Direction -
Your task is to copy every line of this material exactly.

(Records contained in a dataset)
%%

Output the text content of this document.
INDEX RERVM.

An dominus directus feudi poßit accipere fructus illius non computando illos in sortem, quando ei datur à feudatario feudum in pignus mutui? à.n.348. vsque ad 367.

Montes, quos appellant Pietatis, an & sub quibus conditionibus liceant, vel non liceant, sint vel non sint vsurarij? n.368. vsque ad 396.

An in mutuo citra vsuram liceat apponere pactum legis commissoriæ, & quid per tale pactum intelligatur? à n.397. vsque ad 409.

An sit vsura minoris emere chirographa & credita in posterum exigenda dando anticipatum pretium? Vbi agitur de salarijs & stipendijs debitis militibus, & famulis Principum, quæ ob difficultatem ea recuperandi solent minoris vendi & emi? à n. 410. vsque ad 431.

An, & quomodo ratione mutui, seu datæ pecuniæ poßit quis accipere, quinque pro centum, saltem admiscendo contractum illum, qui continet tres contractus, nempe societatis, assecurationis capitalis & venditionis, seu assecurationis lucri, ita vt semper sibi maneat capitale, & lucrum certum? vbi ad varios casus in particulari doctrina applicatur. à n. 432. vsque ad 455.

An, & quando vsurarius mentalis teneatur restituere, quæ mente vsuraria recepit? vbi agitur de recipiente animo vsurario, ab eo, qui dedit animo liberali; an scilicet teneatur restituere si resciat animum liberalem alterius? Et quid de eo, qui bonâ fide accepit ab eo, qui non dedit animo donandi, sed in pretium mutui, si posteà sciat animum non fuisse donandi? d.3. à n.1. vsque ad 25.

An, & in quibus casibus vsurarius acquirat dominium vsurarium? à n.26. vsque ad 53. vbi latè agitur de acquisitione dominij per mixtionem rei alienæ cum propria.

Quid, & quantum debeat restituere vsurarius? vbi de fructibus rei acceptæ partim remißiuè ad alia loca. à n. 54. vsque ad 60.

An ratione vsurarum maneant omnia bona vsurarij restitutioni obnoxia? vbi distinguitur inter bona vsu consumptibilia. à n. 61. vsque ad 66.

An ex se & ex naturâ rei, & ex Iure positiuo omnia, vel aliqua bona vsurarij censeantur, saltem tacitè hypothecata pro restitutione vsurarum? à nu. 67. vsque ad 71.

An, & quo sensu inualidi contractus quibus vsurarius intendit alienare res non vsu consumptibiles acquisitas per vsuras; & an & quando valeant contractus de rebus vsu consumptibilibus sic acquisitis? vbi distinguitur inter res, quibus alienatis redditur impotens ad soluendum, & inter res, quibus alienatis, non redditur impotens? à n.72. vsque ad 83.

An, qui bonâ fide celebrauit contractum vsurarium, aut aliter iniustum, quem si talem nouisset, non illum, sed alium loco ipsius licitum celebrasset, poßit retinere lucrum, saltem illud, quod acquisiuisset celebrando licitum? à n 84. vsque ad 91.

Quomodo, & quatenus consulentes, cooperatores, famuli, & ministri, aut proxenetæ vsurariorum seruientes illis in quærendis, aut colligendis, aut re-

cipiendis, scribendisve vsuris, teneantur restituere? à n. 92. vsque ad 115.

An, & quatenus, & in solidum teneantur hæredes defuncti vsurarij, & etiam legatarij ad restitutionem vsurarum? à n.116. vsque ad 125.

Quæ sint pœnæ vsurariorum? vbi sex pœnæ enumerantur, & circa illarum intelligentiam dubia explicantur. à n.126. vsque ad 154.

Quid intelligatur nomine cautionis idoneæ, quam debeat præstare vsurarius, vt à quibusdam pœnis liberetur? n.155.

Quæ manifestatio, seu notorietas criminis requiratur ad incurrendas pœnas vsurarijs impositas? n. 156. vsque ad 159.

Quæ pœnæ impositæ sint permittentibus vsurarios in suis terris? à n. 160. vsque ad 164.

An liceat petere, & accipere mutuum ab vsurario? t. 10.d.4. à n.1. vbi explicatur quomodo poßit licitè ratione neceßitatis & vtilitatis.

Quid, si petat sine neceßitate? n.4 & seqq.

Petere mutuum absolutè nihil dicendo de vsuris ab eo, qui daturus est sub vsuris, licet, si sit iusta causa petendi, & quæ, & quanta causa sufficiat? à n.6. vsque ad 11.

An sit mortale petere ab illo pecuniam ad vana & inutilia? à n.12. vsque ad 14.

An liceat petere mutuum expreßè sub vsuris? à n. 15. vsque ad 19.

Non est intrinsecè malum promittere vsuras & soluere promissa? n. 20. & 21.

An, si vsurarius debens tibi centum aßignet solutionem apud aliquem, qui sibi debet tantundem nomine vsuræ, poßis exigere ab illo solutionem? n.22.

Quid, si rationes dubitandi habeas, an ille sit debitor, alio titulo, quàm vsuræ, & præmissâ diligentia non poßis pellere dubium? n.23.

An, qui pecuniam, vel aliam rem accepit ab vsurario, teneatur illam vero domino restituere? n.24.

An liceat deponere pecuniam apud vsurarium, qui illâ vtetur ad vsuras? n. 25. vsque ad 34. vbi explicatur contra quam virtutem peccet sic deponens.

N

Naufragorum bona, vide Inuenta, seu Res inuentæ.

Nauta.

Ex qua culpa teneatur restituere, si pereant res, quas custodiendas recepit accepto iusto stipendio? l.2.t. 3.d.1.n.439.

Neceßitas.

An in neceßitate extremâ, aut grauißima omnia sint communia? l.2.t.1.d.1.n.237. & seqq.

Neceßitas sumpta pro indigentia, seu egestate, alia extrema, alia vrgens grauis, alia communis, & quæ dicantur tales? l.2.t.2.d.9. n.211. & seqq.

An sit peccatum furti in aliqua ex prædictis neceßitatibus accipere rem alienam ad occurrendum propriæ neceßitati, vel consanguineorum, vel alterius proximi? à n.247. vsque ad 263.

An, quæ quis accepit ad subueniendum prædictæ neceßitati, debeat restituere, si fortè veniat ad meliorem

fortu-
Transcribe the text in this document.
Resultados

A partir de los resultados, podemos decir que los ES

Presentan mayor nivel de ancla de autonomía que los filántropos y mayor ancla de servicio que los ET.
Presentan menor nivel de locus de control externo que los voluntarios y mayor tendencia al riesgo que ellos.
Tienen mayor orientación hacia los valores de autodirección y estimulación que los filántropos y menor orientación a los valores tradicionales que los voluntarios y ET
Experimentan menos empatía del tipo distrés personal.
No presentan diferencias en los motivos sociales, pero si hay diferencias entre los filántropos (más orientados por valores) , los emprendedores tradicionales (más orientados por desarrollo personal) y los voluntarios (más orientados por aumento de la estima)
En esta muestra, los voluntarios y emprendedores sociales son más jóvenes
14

%%

The solution -
Output the text content of this document.
INDEX RERVM.

An dominus directus feudi poßit accipere fructus illius non computando illos in sortem, quando ei datur à feudatario feudum in pignus mutui? à.n.348. vsque ad 367.

Montes, quos appellant Pietatis, an & sub quibus conditionibus liceant, vel non liceant, sint vel non sint vsurarij? n.368. vsque ad 396.

An in mutuo citra vsuram liceat apponere pactum legis commissoriæ, & quid per tale pactum intelligatur? à n.397. vsque ad 409.

An sit vsura minoris emere chirographa & credita in posterum exigenda dando anticipatum pretium? Vbi agitur de salarijs & stipendijs debitis militibus, & famulis Principum, quæ ob difficultatem ea recuperandi solent minoris vendi & emi? à n. 410. vsque ad 431.

An, & quomodo ratione mutui, seu datæ pecuniæ poßit quis accipere, quinque pro centum, saltem admiscendo contractum illum, qui continet tres contractus, nempe societatis, assecurationis capitalis & venditionis, seu assecurationis lucri, ita vt semper sibi maneat capitale, & lucrum certum? vbi ad varios casus in particulari doctrina applicatur. à n. 432. vsque ad 455.

An, & quando vsurarius mentalis teneatur restituere, quæ mente vsuraria recepit? vbi agitur de recipiente animo vsurario, ab eo, qui dedit animo liberali; an scilicet teneatur restituere si resciat animum liberalem alterius? Et quid de eo, qui bonâ fide accepit ab eo, qui non dedit animo donandi, sed in pretium mutui, si posteà sciat animum non fuisse donandi? d.3. à n.1. vsque ad 25.

An, & in quibus casibus vsurarius acquirat dominium vsurarium? à n.26. vsque ad 53. vbi latè agitur de acquisitione dominij per mixtionem rei alienæ cum propria.

Quid, & quantum debeat restituere vsurarius? vbi de fructibus rei acceptæ partim remißiuè ad alia loca. à n. 54. vsque ad 60.

An ratione vsurarum maneant omnia bona vsurarij restitutioni obnoxia? vbi distinguitur inter bona vsu consumptibilia. à n. 61. vsque ad 66.

An ex se & ex naturâ rei, & ex Iure positiuo omnia, vel aliqua bona vsurarij censeantur, saltem tacitè hypothecata pro restitutione vsurarum? à nu. 67. vsque ad 71.

An, & quo sensu inualidi contractus quibus vsurarius intendit alienare res non vsu consumptibiles acquisitas per vsuras; & an & quando valeant contractus de rebus vsu consumptibilibus sic acquisitis? vbi distinguitur inter res, quibus alienatis redditur impotens ad soluendum, & inter res, quibus alienatis, non redditur impotens? à n.72. vsque ad 83.

An, qui bonâ fide celebrauit contractum vsurarium, aut aliter iniustum, quem si talem nouisset, non illum, sed alium loco ipsius licitum celebrasset, poßit retinere lucrum, saltem illud, quod acquisiuisset celebrando licitum? à n 84. vsque ad 91.

Quomodo, & quatenus consulentes, cooperatores, famuli, & ministri, aut proxenetæ vsurariorum seruientes illis in quærendis, aut colligendis, aut re-

cipiendis, scribendisve vsuris, teneantur restituere? à n. 92. vsque ad 115.

An, & quatenus, & in solidum teneantur hæredes defuncti vsurarij, & etiam legatarij ad restitutionem vsurarum? à n.116. vsque ad 125.

Quæ sint pœnæ vsurariorum? vbi sex pœnæ enumerantur, & circa illarum intelligentiam dubia explicantur. à n.126. vsque ad 154.

Quid intelligatur nomine cautionis idoneæ, quam debeat præstare vsurarius, vt à quibusdam pœnis liberetur? n.155.

Quæ manifestatio, seu notorietas criminis requiratur ad incurrendas pœnas vsurarijs impositas? n. 156. vsque ad 159.

Quæ pœnæ impositæ sint permittentibus vsurarios in suis terris? à n. 160. vsque ad 164.

An liceat petere, & accipere mutuum ab vsurario? t. 10.d.4. à n.1. vbi explicatur quomodo poßit licitè ratione neceßitatis & vtilitatis.

Quid, si petat sine neceßitate? n.4 & seqq.

Petere mutuum absolutè nihil dicendo de vsuris ab eo, qui daturus est sub vsuris, licet, si sit iusta causa petendi, & quæ, & quanta causa sufficiat? à n.6. vsque ad 11.

An sit mortale petere ab illo pecuniam ad vana & inutilia? à n.12. vsque ad 14.

An liceat petere mutuum expreßè sub vsuris? à n. 15. vsque ad 19.

Non est intrinsecè malum promittere vsuras & soluere promissa? n. 20. & 21.

An, si vsurarius debens tibi centum aßignet solutionem apud aliquem, qui sibi debet tantundem nomine vsuræ, poßis exigere ab illo solutionem? n.22.

Quid, si rationes dubitandi habeas, an ille sit debitor, alio titulo, quàm vsuræ, & præmissâ diligentia non poßis pellere dubium? n.23.

An, qui pecuniam, vel aliam rem accepit ab vsurario, teneatur illam vero domino restituere? n.24.

An liceat deponere pecuniam apud vsurarium, qui illâ vtetur ad vsuras? n. 25. vsque ad 34. vbi explicatur contra quam virtutem peccet sic deponens.

N

Naufragorum bona, vide Inuenta, seu Res inuentæ.

Nauta.

Ex qua culpa teneatur restituere, si pereant res, quas custodiendas recepit accepto iusto stipendio? l.2.t. 3.d.1.n.439.

Neceßitas.

An in neceßitate extremâ, aut grauißima omnia sint communia? l.2.t.1.d.1.n.237. & seqq.

Neceßitas sumpta pro indigentia, seu egestate, alia extrema, alia vrgens grauis, alia communis, & quæ dicantur tales? l.2.t.2.d.9. n.211. & seqq.

An sit peccatum furti in aliqua ex prædictis neceßitatibus accipere rem alienam ad occurrendum propriæ neceßitati, vel consanguineorum, vel alterius proximi? à n.247. vsque ad 263.

An, quæ quis accepit ad subueniendum prædictæ neceßitati, debeat restituere, si fortè veniat ad meliorem

fortu-
Transcribe the text in this document.
Resultados

A partir de los resultados, podemos decir que los ES

Presentan mayor nivel de ancla de autonomía que los filántropos y mayor ancla de servicio que los ET.
Presentan menor nivel de locus de control externo que los voluntarios y mayor tendencia al riesgo que ellos.
Tienen mayor orientación hacia los valores de autodirección y estimulación que los filántropos y menor orientación a los valores tradicionales que los voluntarios y ET
Experimentan menos empatía del tipo distrés personal.
No presentan diferencias en los motivos sociales, pero si hay diferencias entre los filántropos (más orientados por valores) , los emprendedores tradicionales (más orientados por desarrollo personal) y los voluntarios (más orientados por aumento de la estima)
En esta muestra, los voluntarios y emprendedores sociales son más jóvenes
14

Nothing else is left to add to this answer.